## SUPPLIED RECORDS
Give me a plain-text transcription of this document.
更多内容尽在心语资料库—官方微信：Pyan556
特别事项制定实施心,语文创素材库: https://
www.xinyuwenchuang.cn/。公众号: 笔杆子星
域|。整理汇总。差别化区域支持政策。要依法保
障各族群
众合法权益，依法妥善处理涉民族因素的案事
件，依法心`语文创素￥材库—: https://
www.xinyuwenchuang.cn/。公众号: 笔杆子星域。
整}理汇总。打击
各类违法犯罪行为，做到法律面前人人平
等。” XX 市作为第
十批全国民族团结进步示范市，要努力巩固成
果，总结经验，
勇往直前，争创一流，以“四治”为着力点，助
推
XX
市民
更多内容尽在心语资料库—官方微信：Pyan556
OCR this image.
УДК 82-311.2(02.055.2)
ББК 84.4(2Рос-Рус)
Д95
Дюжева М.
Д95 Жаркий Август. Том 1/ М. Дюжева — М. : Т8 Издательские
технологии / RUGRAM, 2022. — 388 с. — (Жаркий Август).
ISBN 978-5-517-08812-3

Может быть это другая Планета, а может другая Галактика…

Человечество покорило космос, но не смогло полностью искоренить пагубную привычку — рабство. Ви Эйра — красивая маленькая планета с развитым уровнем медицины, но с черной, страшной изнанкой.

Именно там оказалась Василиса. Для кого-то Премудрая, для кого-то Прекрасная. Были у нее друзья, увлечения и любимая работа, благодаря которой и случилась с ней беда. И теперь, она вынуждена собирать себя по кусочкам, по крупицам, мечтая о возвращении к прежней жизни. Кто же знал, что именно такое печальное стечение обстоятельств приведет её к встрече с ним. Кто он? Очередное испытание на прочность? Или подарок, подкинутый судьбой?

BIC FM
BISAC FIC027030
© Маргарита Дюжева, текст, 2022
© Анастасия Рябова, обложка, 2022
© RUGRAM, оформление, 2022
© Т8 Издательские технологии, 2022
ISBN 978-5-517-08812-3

## REQUIREMENT
Restate every line of the data word for word.

## THE RESPONSE
Give me a plain-text transcription of this document.
更多内容尽在心语资料库—官方微信：Pyan556
特别事项制定实施心,语文创素材库: https://
www.xinyuwenchuang.cn/。公众号: 笔杆子星
域|。整理汇总。差别化区域支持政策。要依法保
障各族群
众合法权益，依法妥善处理涉民族因素的案事
件，依法心`语文创素￥材库—: https://
www.xinyuwenchuang.cn/。公众号: 笔杆子星域。
整}理汇总。打击
各类违法犯罪行为，做到法律面前人人平
等。” XX 市作为第
十批全国民族团结进步示范市，要努力巩固成
果，总结经验，
勇往直前，争创一流，以“四治”为着力点，助
推
XX
市民
更多内容尽在心语资料库—官方微信：Pyan556
OCR this image.
УДК 82-311.2(02.055.2)
ББК 84.4(2Рос-Рус)
Д95
Дюжева М.
Д95 Жаркий Август. Том 1/ М. Дюжева — М. : Т8 Издательские
технологии / RUGRAM, 2022. — 388 с. — (Жаркий Август).
ISBN 978-5-517-08812-3

Может быть это другая Планета, а может другая Галактика…

Человечество покорило космос, но не смогло полностью искоренить пагубную привычку — рабство. Ви Эйра — красивая маленькая планета с развитым уровнем медицины, но с черной, страшной изнанкой.

Именно там оказалась Василиса. Для кого-то Премудрая, для кого-то Прекрасная. Были у нее друзья, увлечения и любимая работа, благодаря которой и случилась с ней беда. И теперь, она вынуждена собирать себя по кусочкам, по крупицам, мечтая о возвращении к прежней жизни. Кто же знал, что именно такое печальное стечение обстоятельств приведет её к встрече с ним. Кто он? Очередное испытание на прочность? Или подарок, подкинутый судьбой?

BIC FM
BISAC FIC027030
© Маргарита Дюжева, текст, 2022
© Анастасия Рябова, обложка, 2022
© RUGRAM, оформление, 2022
© Т8 Издательские технологии, 2022
ISBN 978-5-517-08812-3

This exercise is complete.